Each record must be retyped in full. No character may differ.
## begin INPUT MATERIAL
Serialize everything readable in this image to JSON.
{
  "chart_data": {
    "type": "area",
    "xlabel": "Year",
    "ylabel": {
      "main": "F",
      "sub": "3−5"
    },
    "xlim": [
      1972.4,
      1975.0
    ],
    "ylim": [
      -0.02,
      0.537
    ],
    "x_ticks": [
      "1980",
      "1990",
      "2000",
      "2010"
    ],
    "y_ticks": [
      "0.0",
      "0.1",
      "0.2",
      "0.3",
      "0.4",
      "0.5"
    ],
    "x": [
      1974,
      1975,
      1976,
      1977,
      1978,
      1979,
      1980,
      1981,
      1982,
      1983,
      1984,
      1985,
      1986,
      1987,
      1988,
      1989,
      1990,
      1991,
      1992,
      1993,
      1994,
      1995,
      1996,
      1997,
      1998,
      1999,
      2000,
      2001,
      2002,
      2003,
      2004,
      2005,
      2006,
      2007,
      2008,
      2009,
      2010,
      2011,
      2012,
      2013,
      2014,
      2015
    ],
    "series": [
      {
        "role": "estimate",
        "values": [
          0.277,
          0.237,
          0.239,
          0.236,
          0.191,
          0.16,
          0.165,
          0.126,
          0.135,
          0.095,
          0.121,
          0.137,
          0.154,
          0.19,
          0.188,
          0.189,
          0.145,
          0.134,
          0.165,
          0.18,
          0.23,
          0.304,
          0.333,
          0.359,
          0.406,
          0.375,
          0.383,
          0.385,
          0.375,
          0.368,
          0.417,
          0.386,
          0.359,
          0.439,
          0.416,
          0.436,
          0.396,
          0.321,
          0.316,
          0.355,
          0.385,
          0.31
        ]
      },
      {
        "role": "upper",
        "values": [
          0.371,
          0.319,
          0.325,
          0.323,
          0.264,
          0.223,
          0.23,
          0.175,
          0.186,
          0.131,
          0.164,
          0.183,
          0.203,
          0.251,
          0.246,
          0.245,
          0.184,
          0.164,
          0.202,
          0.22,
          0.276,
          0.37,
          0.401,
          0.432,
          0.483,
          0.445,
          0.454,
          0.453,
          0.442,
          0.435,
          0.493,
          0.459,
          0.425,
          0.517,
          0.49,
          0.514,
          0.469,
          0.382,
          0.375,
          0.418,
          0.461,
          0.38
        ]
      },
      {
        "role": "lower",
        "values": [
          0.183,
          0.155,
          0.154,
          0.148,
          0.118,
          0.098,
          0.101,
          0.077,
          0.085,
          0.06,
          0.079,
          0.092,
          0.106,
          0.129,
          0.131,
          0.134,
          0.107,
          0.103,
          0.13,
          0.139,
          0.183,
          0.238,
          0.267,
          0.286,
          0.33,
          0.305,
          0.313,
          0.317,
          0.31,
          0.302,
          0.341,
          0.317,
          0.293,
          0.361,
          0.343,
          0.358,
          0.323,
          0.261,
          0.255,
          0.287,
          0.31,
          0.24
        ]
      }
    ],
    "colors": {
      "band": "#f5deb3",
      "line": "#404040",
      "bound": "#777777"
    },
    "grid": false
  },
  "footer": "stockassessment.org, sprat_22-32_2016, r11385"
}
## end INPUT MATERIAL
• FINAL ANSWER
Serialize everything readable in this image to JSON.
{
  "chart_data": {
    "type": "area",
    "xlabel": "Year",
    "ylabel": {
      "main": "F",
      "sub": "3−5"
    },
    "xlim": [
      1972.4,
      1975.0
    ],
    "ylim": [
      -0.02,
      0.537
    ],
    "x_ticks": [
      "1980",
      "1990",
      "2000",
      "2010"
    ],
    "y_ticks": [
      "0.0",
      "0.1",
      "0.2",
      "0.3",
      "0.4",
      "0.5"
    ],
    "x": [
      1974,
      1975,
      1976,
      1977,
      1978,
      1979,
      1980,
      1981,
      1982,
      1983,
      1984,
      1985,
      1986,
      1987,
      1988,
      1989,
      1990,
      1991,
      1992,
      1993,
      1994,
      1995,
      1996,
      1997,
      1998,
      1999,
      2000,
      2001,
      2002,
      2003,
      2004,
      2005,
      2006,
      2007,
      2008,
      2009,
      2010,
      2011,
      2012,
      2013,
      2014,
      2015
    ],
    "series": [
      {
        "role": "estimate",
        "values": [
          0.277,
          0.237,
          0.239,
          0.236,
          0.191,
          0.16,
          0.165,
          0.126,
          0.135,
          0.095,
          0.121,
          0.137,
          0.154,
          0.19,
          0.188,
          0.189,
          0.145,
          0.134,
          0.165,
          0.18,
          0.23,
          0.304,
          0.333,
          0.359,
          0.406,
          0.375,
          0.383,
          0.385,
          0.375,
          0.368,
          0.417,
          0.386,
          0.359,
          0.439,
          0.416,
          0.436,
          0.396,
          0.321,
          0.316,
          0.355,
          0.385,
          0.31
        ]
      },
      {
        "role": "upper",
        "values": [
          0.371,
          0.319,
          0.325,
          0.323,
          0.264,
          0.223,
          0.23,
          0.175,
          0.186,
          0.131,
          0.164,
          0.183,
          0.203,
          0.251,
          0.246,
          0.245,
          0.184,
          0.164,
          0.202,
          0.22,
          0.276,
          0.37,
          0.401,
          0.432,
          0.483,
          0.445,
          0.454,
          0.453,
          0.442,
          0.435,
          0.493,
          0.459,
          0.425,
          0.517,
          0.49,
          0.514,
          0.469,
          0.382,
          0.375,
          0.418,
          0.461,
          0.38
        ]
      },
      {
        "role": "lower",
        "values": [
          0.183,
          0.155,
          0.154,
          0.148,
          0.118,
          0.098,
          0.101,
          0.077,
          0.085,
          0.06,
          0.079,
          0.092,
          0.106,
          0.129,
          0.131,
          0.134,
          0.107,
          0.103,
          0.13,
          0.139,
          0.183,
          0.238,
          0.267,
          0.286,
          0.33,
          0.305,
          0.313,
          0.317,
          0.31,
          0.302,
          0.341,
          0.317,
          0.293,
          0.361,
          0.343,
          0.358,
          0.323,
          0.261,
          0.255,
          0.287,
          0.31,
          0.24
        ]
      }
    ],
    "colors": {
      "band": "#f5deb3",
      "line": "#404040",
      "bound": "#777777"
    },
    "grid": false
  },
  "footer": "stockassessment.org, sprat_22-32_2016, r11385"
}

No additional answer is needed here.